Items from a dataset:

• • •

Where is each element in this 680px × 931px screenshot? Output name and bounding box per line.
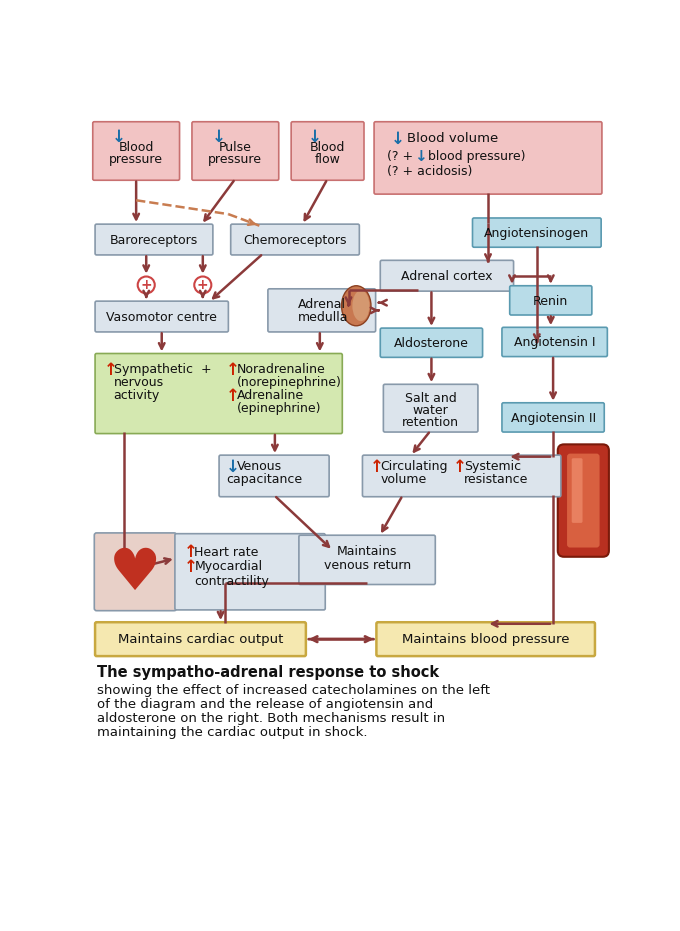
Text: ↑: ↑	[184, 543, 197, 561]
FancyBboxPatch shape	[502, 328, 607, 357]
FancyBboxPatch shape	[231, 224, 359, 255]
Text: Blood: Blood	[310, 142, 345, 155]
Text: pressure: pressure	[109, 153, 163, 166]
Text: ↓: ↓	[226, 458, 240, 476]
FancyBboxPatch shape	[510, 286, 592, 315]
Text: Renin: Renin	[533, 294, 568, 307]
FancyBboxPatch shape	[380, 261, 513, 291]
FancyBboxPatch shape	[95, 301, 228, 332]
Text: ↑: ↑	[453, 458, 467, 476]
Text: Vasomotor centre: Vasomotor centre	[106, 311, 217, 324]
Text: ↑: ↑	[226, 387, 240, 405]
Text: nervous: nervous	[114, 376, 164, 389]
Text: Angiotensin II: Angiotensin II	[511, 412, 596, 425]
Text: Blood: Blood	[118, 142, 154, 155]
Text: Adrenal cortex: Adrenal cortex	[401, 270, 493, 283]
FancyBboxPatch shape	[380, 328, 483, 358]
FancyBboxPatch shape	[175, 533, 325, 610]
Text: Angiotensin I: Angiotensin I	[514, 336, 596, 349]
Text: maintaining the cardiac output in shock.: maintaining the cardiac output in shock.	[97, 726, 367, 739]
Text: Maintains cardiac output: Maintains cardiac output	[118, 633, 283, 646]
Text: Adrenal: Adrenal	[298, 298, 346, 311]
Text: Baroreceptors: Baroreceptors	[110, 234, 198, 247]
FancyBboxPatch shape	[95, 533, 176, 611]
Text: ↓: ↓	[112, 128, 126, 146]
Text: ↓: ↓	[211, 128, 225, 146]
Text: Chemoreceptors: Chemoreceptors	[243, 234, 347, 247]
Text: ↑: ↑	[369, 458, 384, 476]
FancyBboxPatch shape	[558, 444, 609, 557]
Text: Noradrenaline: Noradrenaline	[237, 363, 326, 376]
Text: ↑: ↑	[226, 360, 240, 379]
FancyBboxPatch shape	[192, 122, 279, 181]
Text: Heart rate: Heart rate	[194, 546, 258, 559]
FancyBboxPatch shape	[567, 453, 600, 547]
Text: Maintains blood pressure: Maintains blood pressure	[402, 633, 569, 646]
Text: Myocardial: Myocardial	[194, 560, 262, 573]
Text: Angiotensinogen: Angiotensinogen	[484, 227, 590, 240]
Text: volume: volume	[380, 473, 426, 485]
FancyBboxPatch shape	[95, 622, 306, 656]
Text: Circulating: Circulating	[380, 460, 447, 473]
FancyBboxPatch shape	[299, 535, 435, 585]
Text: ↑: ↑	[184, 558, 197, 575]
Text: Adrenaline: Adrenaline	[237, 389, 304, 402]
Text: +: +	[140, 278, 152, 292]
Text: Maintains: Maintains	[337, 545, 397, 558]
FancyBboxPatch shape	[362, 455, 561, 497]
Circle shape	[137, 277, 155, 293]
Text: aldosterone on the right. Both mechanisms result in: aldosterone on the right. Both mechanism…	[97, 712, 445, 725]
Text: Systemic: Systemic	[464, 460, 521, 473]
Text: capacitance: capacitance	[226, 473, 302, 485]
FancyBboxPatch shape	[95, 354, 342, 434]
FancyBboxPatch shape	[268, 289, 375, 332]
FancyBboxPatch shape	[92, 122, 180, 181]
Text: +: +	[197, 278, 209, 292]
Text: water: water	[413, 404, 449, 417]
Text: Blood volume: Blood volume	[407, 132, 498, 145]
FancyBboxPatch shape	[473, 218, 601, 248]
Text: Salt and: Salt and	[405, 392, 456, 405]
Text: Sympathetic  +: Sympathetic +	[114, 363, 211, 376]
FancyBboxPatch shape	[572, 458, 583, 523]
Text: Venous: Venous	[237, 460, 282, 473]
Text: (? + acidosis): (? + acidosis)	[387, 166, 473, 178]
FancyBboxPatch shape	[384, 385, 478, 432]
Ellipse shape	[341, 286, 371, 326]
Text: medulla: medulla	[298, 311, 349, 324]
Text: blood pressure): blood pressure)	[424, 150, 525, 163]
Text: ↓: ↓	[391, 129, 405, 148]
Text: of the diagram and the release of angiotensin and: of the diagram and the release of angiot…	[97, 698, 433, 711]
Text: (? +: (? +	[387, 150, 418, 163]
FancyBboxPatch shape	[502, 403, 605, 432]
FancyBboxPatch shape	[374, 122, 602, 194]
Text: activity: activity	[114, 389, 160, 402]
Text: ↑: ↑	[103, 360, 118, 379]
Text: venous return: venous return	[324, 559, 411, 572]
Circle shape	[194, 277, 211, 293]
FancyBboxPatch shape	[377, 622, 595, 656]
Text: flow: flow	[315, 153, 341, 166]
Text: ↓: ↓	[413, 149, 426, 164]
Text: Aldosterone: Aldosterone	[394, 337, 469, 350]
Ellipse shape	[352, 290, 369, 321]
Text: Pulse: Pulse	[219, 142, 252, 155]
FancyBboxPatch shape	[219, 455, 329, 497]
Text: ♥: ♥	[109, 546, 162, 602]
Text: ↓: ↓	[308, 128, 322, 146]
Text: pressure: pressure	[208, 153, 262, 166]
FancyBboxPatch shape	[95, 224, 213, 255]
Text: retention: retention	[402, 416, 459, 429]
Text: resistance: resistance	[464, 473, 528, 485]
FancyBboxPatch shape	[291, 122, 364, 181]
Text: The sympatho-adrenal response to shock: The sympatho-adrenal response to shock	[97, 665, 439, 680]
Text: (epinephrine): (epinephrine)	[237, 402, 322, 415]
Text: showing the effect of increased catecholamines on the left: showing the effect of increased catechol…	[97, 684, 490, 697]
Text: contractility: contractility	[194, 575, 269, 587]
Text: (norepinephrine): (norepinephrine)	[237, 376, 342, 389]
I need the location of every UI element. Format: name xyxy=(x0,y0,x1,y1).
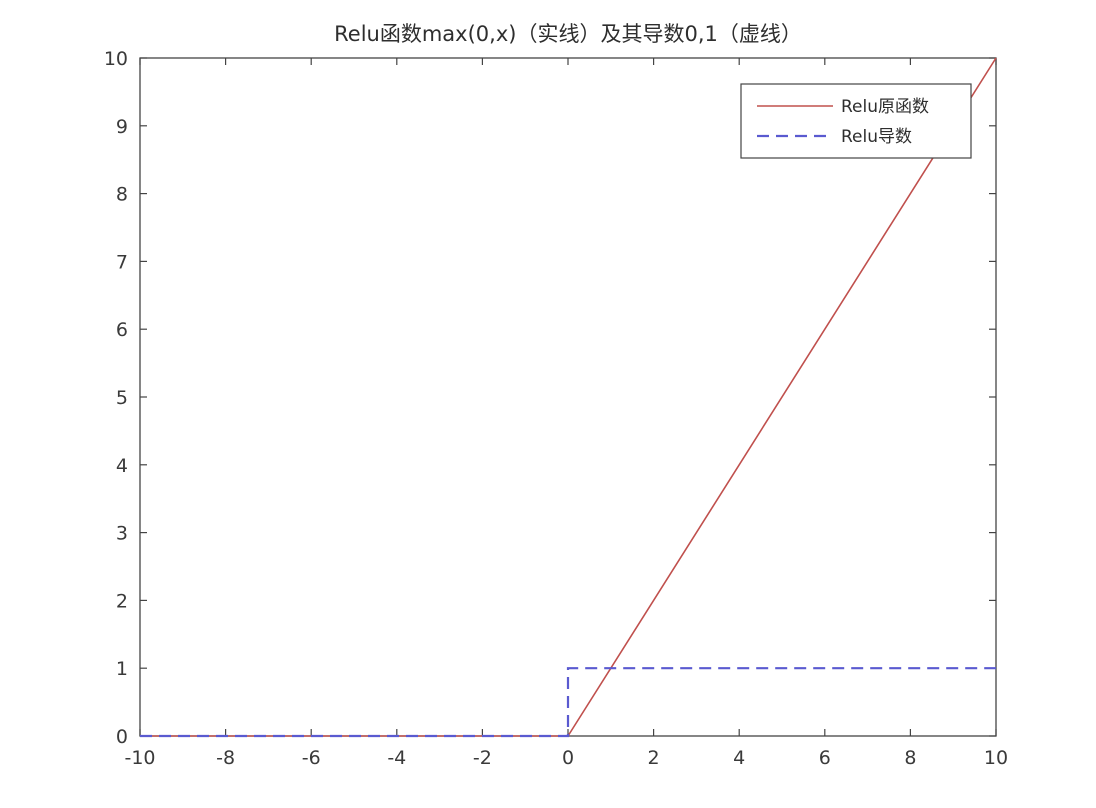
x-tick-label: -2 xyxy=(473,747,492,769)
plot-area xyxy=(139,57,997,737)
legend-entry-label: Relu原函数 xyxy=(841,97,929,117)
y-tick-label: 8 xyxy=(116,184,128,206)
x-tick-label: -4 xyxy=(387,747,406,769)
x-tick-label: 10 xyxy=(984,747,1008,769)
relu-derivative-line xyxy=(140,667,996,738)
legend-entry-label: Relu导数 xyxy=(841,127,912,147)
y-tick-label: 5 xyxy=(116,387,128,409)
y-tick-label: 7 xyxy=(116,251,128,273)
y-tick-label: 0 xyxy=(116,726,128,748)
y-tick-label: 10 xyxy=(104,48,128,70)
x-tick-label: -8 xyxy=(216,747,235,769)
x-tick-label: 4 xyxy=(733,747,745,769)
axis-ticks: -10 -8 -6 -4 -2 0 2 4 6 8 10 0 1 2 3 4 5 6 7 8 9 10 xyxy=(104,48,1008,769)
y-tick-label: 1 xyxy=(116,658,128,680)
x-tick-label: 2 xyxy=(648,747,660,769)
y-tick-label: 9 xyxy=(116,116,128,138)
legend: Relu原函数 Relu导数 xyxy=(740,83,972,159)
y-tick-label: 4 xyxy=(116,455,128,477)
chart-title: Relu函数max(0,x)（实线）及其导数0,1（虚线） xyxy=(334,22,802,46)
x-tick-label: -6 xyxy=(302,747,321,769)
x-tick-label: 8 xyxy=(904,747,916,769)
x-tick-label: 0 xyxy=(562,747,574,769)
series-lines xyxy=(140,57,997,738)
y-tick-label: 6 xyxy=(116,319,128,341)
legend-box xyxy=(740,83,972,159)
x-tick-label: 6 xyxy=(819,747,831,769)
y-tick-label: 2 xyxy=(116,590,128,612)
y-tick-label: 3 xyxy=(116,523,128,545)
x-tick-label: -10 xyxy=(124,747,155,769)
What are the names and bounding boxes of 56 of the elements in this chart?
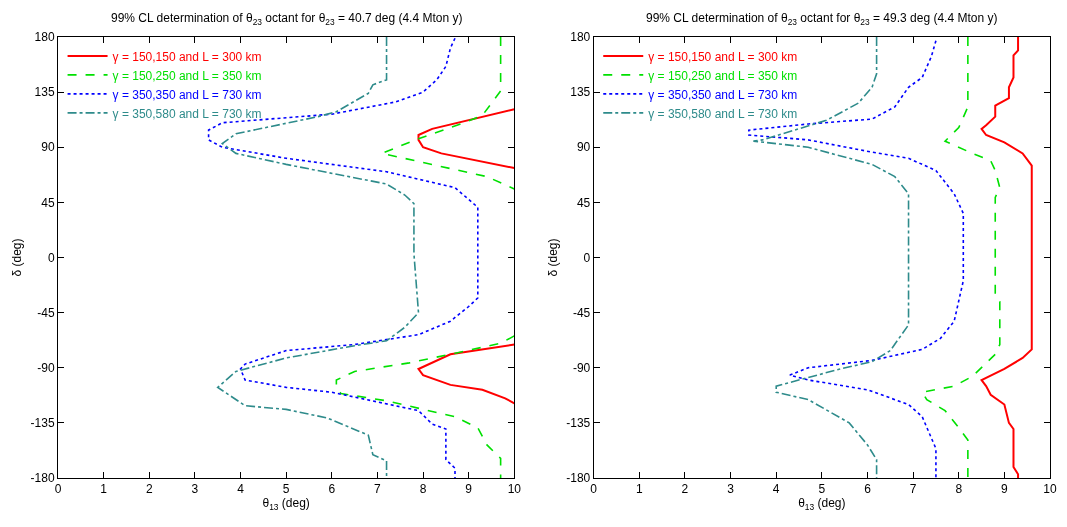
x-tick-label: 9	[1001, 482, 1009, 497]
y-tick-label: -90	[572, 360, 591, 375]
y-tick-label: 90	[576, 140, 591, 155]
legend-label: γ = 150,150 and L = 300 km	[648, 49, 798, 64]
legend-label: γ = 350,580 and L = 730 km	[112, 106, 262, 121]
x-tick-label: 2	[681, 482, 689, 497]
x-tick-label: 10	[1043, 482, 1057, 497]
line-series	[980, 37, 1033, 478]
x-tick-label: 4	[772, 482, 780, 497]
x-tick-label: 3	[727, 482, 735, 497]
x-tick-label: 5	[818, 482, 826, 497]
y-tick-label: -135	[566, 416, 591, 431]
y-axis-title: δ (deg)	[9, 238, 24, 277]
legend-label: γ = 150,250 and L = 350 km	[648, 68, 798, 83]
y-tick-label: -90	[37, 360, 55, 375]
y-tick-label: 45	[41, 195, 55, 210]
x-tick-label: 8	[955, 482, 963, 497]
line-series	[752, 37, 910, 478]
y-tick-label: -45	[37, 305, 55, 320]
x-tick-label: 6	[864, 482, 872, 497]
y-axis-title: δ (deg)	[545, 238, 560, 277]
x-tick-label: 3	[191, 482, 199, 497]
x-tick-label: 2	[145, 482, 153, 497]
legend-label: γ = 350,350 and L = 730 km	[648, 87, 798, 102]
x-axis-title: θ$_{13}$ (deg)	[262, 496, 310, 512]
x-tick-label: 10	[507, 482, 522, 497]
y-tick-label: -45	[572, 305, 591, 320]
x-tick-label: 8	[419, 482, 427, 497]
y-tick-label: 180	[34, 30, 55, 45]
x-tick-label: 5	[282, 482, 290, 497]
y-tick-label: -135	[30, 416, 55, 431]
legend-label: γ = 350,580 and L = 730 km	[648, 106, 798, 121]
x-tick-label: 7	[909, 482, 917, 497]
y-tick-label: 180	[570, 30, 591, 45]
legend-label: γ = 150,250 and L = 350 km	[112, 68, 262, 83]
y-tick-label: 135	[34, 85, 55, 100]
x-tick-label: 6	[328, 482, 336, 497]
line-series	[748, 39, 965, 478]
y-tick-label: -180	[566, 471, 591, 486]
x-tick-label: 4	[237, 482, 245, 497]
chart-title: 99% CL determination of θ$_{23}$ octant for θ$_{23}$ = 49.3 deg (4.4 Mton y)	[646, 11, 998, 27]
y-tick-label: 0	[47, 250, 55, 265]
y-tick-label: 45	[576, 195, 591, 210]
legend-label: γ = 350,350 and L = 730 km	[112, 87, 262, 102]
legend-label: γ = 150,150 and L = 300 km	[112, 49, 262, 64]
x-tick-label: 1	[635, 482, 643, 497]
x-tick-label: 1	[100, 482, 108, 497]
line-series	[207, 37, 479, 478]
y-tick-label: 135	[570, 85, 591, 100]
y-tick-label: 0	[583, 250, 591, 265]
y-tick-label: 90	[41, 140, 55, 155]
x-axis-title: θ$_{13}$ (deg)	[798, 496, 846, 512]
y-tick-label: -180	[30, 471, 55, 486]
chart-title: 99% CL determination of θ$_{23}$ octant for θ$_{23}$ = 40.7 deg (4.4 Mton y)	[111, 11, 463, 27]
x-tick-label: 9	[465, 482, 473, 497]
x-tick-label: 7	[374, 482, 382, 497]
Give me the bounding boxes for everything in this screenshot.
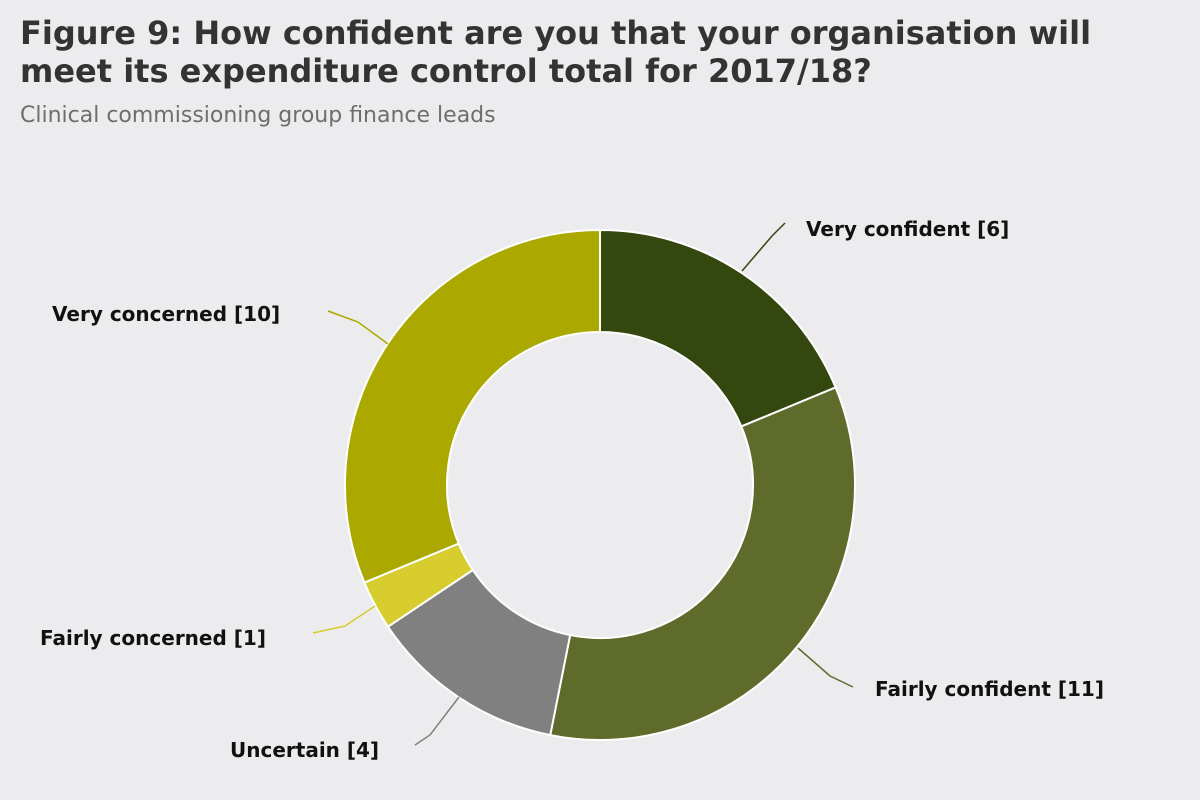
leader-line-fairly-concerned: [312, 605, 376, 634]
data-label-fairly-confident: Fairly confident [11]: [875, 677, 1104, 701]
chart-title: Figure 9: How confident are you that you…: [20, 14, 1092, 90]
leader-line-very-confident: [741, 222, 786, 272]
slice-fairly-confident: [549, 386, 856, 741]
data-label-very-confident: Very confident [6]: [806, 217, 1009, 241]
leader-line-fairly-confident: [797, 647, 854, 688]
leader-line-uncertain: [414, 696, 460, 746]
slice-very-confident: [599, 228, 837, 428]
data-label-fairly-concerned: Fairly concerned [1]: [40, 626, 266, 650]
leader-line-very-concerned: [327, 310, 389, 345]
data-label-uncertain: Uncertain [4]: [230, 738, 379, 762]
data-label-very-concerned: Very concerned [10]: [52, 302, 280, 326]
chart-subtitle: Clinical commissioning group finance lea…: [20, 103, 496, 128]
slice-very-concerned: [344, 228, 601, 584]
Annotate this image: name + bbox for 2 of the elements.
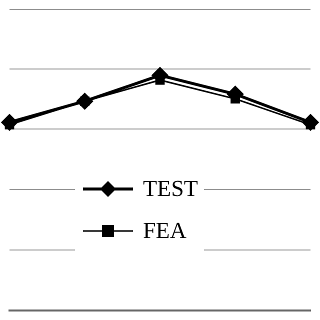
legend-label: FEA <box>143 218 186 244</box>
legend-label: TEST <box>143 176 198 202</box>
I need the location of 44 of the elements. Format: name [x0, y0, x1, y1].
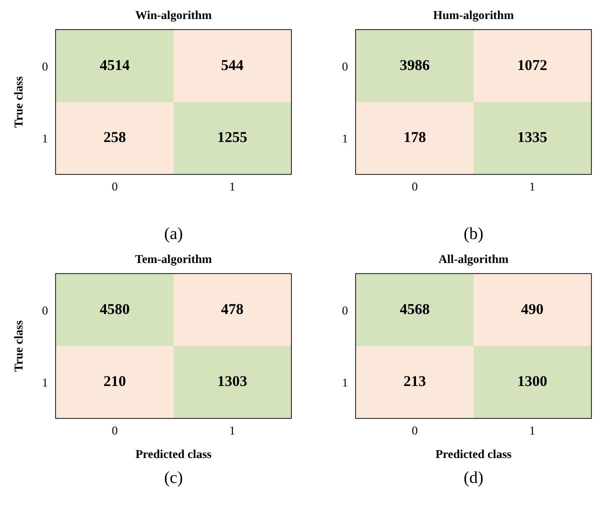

• • •

▶ **The problem**
Quote the items starting at the line that contains "legend-label: FEA <box>143 218 186 244</box>" and continuing through the end of the items, leaving out the pictures.

▶ **Written solution**
legend-label: FEA <box>143 218 186 244</box>
legend-label: TEST <box>143 176 198 202</box>
I need the location of 44 of the elements. Format: name [x0, y0, x1, y1].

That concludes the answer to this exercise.